◆ **What the task requires**: Search the data for the string "Удельный" and gather each line it is in.

◆ **Exercise inputs**:
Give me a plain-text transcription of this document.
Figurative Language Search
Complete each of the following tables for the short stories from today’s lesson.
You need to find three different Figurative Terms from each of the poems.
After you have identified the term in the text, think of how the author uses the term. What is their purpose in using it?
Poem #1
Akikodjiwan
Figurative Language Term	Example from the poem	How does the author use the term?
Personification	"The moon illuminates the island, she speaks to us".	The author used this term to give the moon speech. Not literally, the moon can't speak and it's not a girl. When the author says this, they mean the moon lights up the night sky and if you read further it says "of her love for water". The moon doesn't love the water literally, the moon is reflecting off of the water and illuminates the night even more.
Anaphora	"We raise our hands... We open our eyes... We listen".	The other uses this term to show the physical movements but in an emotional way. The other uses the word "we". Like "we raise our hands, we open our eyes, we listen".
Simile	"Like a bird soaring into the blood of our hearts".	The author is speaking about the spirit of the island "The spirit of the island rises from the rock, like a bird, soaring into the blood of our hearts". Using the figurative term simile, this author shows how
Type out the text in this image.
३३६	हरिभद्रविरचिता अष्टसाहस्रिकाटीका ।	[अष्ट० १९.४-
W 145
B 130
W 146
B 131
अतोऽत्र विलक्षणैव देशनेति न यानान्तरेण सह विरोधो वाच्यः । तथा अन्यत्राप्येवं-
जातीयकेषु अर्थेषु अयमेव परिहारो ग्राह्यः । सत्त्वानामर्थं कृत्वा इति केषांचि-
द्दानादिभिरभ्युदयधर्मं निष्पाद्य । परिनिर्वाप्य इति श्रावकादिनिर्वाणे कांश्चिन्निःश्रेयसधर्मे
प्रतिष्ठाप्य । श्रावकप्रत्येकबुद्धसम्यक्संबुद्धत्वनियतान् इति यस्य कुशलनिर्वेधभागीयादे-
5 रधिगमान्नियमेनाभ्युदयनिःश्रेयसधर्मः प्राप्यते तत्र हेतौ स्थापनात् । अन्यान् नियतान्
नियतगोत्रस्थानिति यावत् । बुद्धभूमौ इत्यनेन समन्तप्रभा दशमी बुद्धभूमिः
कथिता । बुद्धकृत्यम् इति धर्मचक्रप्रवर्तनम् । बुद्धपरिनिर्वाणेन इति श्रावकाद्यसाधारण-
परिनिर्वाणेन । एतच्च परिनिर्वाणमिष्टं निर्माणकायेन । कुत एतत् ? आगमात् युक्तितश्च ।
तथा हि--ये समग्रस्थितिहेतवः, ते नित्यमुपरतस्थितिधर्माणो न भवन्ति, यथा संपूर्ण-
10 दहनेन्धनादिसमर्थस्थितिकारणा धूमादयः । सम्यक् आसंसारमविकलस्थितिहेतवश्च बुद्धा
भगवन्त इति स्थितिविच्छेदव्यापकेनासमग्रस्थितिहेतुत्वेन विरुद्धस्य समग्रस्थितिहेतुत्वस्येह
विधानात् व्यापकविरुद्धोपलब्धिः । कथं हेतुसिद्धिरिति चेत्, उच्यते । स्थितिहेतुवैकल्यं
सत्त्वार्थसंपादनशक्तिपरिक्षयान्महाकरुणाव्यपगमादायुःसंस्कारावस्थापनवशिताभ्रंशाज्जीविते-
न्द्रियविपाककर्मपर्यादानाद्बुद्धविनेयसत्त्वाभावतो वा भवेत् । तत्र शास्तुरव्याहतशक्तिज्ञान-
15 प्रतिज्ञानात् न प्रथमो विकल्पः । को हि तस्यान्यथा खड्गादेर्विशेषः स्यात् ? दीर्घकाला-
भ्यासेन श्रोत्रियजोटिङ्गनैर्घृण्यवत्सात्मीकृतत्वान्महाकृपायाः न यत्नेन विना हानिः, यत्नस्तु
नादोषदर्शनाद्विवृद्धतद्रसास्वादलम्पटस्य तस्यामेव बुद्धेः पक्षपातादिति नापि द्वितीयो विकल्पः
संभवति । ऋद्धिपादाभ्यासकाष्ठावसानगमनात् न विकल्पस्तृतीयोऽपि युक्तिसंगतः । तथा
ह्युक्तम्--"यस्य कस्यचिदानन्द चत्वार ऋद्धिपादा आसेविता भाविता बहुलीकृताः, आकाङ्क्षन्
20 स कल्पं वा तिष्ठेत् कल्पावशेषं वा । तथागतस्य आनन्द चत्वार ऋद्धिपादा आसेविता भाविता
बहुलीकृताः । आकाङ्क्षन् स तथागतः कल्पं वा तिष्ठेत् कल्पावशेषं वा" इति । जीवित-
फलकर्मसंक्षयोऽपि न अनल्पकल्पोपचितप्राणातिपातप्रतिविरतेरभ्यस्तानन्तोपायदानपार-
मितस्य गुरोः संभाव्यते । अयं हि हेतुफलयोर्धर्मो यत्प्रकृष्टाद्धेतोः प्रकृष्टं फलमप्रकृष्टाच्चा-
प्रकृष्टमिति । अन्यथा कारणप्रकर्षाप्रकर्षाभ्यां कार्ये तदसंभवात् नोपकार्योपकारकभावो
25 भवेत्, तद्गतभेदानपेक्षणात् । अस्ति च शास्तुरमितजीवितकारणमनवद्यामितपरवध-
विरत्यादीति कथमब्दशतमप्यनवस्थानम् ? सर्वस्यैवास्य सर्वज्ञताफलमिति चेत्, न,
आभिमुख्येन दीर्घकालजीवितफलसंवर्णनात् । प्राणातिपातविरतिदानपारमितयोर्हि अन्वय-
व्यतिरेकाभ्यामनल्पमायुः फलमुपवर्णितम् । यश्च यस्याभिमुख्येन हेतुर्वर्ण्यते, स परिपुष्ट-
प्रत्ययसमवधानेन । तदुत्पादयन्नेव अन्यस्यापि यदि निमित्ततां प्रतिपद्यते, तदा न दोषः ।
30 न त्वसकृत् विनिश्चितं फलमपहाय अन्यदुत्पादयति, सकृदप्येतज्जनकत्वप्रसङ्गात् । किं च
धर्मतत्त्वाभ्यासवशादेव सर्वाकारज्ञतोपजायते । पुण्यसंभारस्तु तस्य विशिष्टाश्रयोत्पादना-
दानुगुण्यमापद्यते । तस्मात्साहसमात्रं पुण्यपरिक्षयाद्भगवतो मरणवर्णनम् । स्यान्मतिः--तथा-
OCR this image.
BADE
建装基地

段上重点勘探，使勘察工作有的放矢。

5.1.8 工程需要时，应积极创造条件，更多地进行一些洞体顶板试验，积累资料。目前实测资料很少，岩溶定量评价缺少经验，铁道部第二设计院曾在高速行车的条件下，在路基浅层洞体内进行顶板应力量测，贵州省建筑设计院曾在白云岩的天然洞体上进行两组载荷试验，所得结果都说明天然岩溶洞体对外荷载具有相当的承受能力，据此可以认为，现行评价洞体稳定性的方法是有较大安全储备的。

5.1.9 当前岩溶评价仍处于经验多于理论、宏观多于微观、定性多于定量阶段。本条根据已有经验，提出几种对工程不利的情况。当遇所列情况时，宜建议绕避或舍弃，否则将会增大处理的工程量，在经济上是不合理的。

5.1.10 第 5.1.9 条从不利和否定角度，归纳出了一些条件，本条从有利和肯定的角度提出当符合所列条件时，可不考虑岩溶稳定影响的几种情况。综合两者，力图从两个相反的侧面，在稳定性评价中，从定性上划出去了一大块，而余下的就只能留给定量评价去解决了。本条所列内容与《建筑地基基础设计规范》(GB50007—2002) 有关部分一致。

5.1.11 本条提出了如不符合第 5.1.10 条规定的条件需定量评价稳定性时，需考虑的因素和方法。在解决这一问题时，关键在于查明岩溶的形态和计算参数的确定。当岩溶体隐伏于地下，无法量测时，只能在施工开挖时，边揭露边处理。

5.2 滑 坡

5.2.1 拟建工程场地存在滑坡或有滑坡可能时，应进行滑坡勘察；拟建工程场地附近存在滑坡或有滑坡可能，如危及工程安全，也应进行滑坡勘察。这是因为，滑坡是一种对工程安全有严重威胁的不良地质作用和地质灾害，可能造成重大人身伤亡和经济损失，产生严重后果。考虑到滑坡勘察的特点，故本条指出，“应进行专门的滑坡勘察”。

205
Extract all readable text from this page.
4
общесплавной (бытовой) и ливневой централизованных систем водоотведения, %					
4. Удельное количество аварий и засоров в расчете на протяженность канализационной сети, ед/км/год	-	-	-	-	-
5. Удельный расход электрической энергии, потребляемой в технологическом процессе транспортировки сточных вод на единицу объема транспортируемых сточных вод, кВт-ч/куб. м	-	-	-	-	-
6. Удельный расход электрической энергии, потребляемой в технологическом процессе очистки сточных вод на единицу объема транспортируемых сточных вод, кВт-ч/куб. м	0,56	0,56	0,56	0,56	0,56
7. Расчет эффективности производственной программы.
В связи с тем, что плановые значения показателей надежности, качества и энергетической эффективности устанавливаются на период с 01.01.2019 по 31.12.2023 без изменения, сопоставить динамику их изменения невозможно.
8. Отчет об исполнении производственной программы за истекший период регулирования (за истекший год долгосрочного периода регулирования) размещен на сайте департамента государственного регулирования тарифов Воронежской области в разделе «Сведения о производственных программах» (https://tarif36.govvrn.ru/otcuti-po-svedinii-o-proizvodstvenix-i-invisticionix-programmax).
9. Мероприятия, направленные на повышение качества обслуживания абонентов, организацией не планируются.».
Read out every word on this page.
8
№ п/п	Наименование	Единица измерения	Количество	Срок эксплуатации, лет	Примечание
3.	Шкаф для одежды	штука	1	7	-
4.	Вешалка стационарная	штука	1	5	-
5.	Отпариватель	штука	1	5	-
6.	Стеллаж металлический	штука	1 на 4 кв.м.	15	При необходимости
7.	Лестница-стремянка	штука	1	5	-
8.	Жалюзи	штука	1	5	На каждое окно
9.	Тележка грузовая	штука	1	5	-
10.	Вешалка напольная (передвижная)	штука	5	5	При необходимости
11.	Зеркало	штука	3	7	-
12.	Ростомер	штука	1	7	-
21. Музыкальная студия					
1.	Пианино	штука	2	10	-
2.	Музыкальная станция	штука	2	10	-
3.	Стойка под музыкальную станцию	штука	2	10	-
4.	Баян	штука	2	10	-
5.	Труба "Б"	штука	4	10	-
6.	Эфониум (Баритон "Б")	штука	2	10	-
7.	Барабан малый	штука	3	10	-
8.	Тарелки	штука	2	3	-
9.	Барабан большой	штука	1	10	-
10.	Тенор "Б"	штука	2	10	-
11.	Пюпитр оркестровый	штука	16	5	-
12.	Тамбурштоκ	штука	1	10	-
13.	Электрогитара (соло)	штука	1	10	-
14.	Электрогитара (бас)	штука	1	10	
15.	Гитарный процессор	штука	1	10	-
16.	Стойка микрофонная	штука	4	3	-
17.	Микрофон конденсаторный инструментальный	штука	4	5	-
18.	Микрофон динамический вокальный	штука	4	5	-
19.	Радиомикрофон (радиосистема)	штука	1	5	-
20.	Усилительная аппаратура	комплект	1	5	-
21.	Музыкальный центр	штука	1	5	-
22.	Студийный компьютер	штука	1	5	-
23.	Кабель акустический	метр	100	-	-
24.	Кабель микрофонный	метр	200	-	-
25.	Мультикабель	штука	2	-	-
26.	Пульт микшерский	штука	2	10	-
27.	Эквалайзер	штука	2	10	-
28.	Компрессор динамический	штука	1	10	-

◆ **Solution to the exercise**:
5. Удельный расход электрической энергии, потребляемой в технологическом процессе транспортировки сточных вод на единицу объема транспортируемых сточных вод, кВт-ч/куб. м	-	-	-	-	-
6. Удельный расход электрической энергии, потребляемой в технологическом процессе очистки сточных вод на единицу объема транспортируемых сточных вод, кВт-ч/куб. м	0,56	0,56	0,56	0,56	0,56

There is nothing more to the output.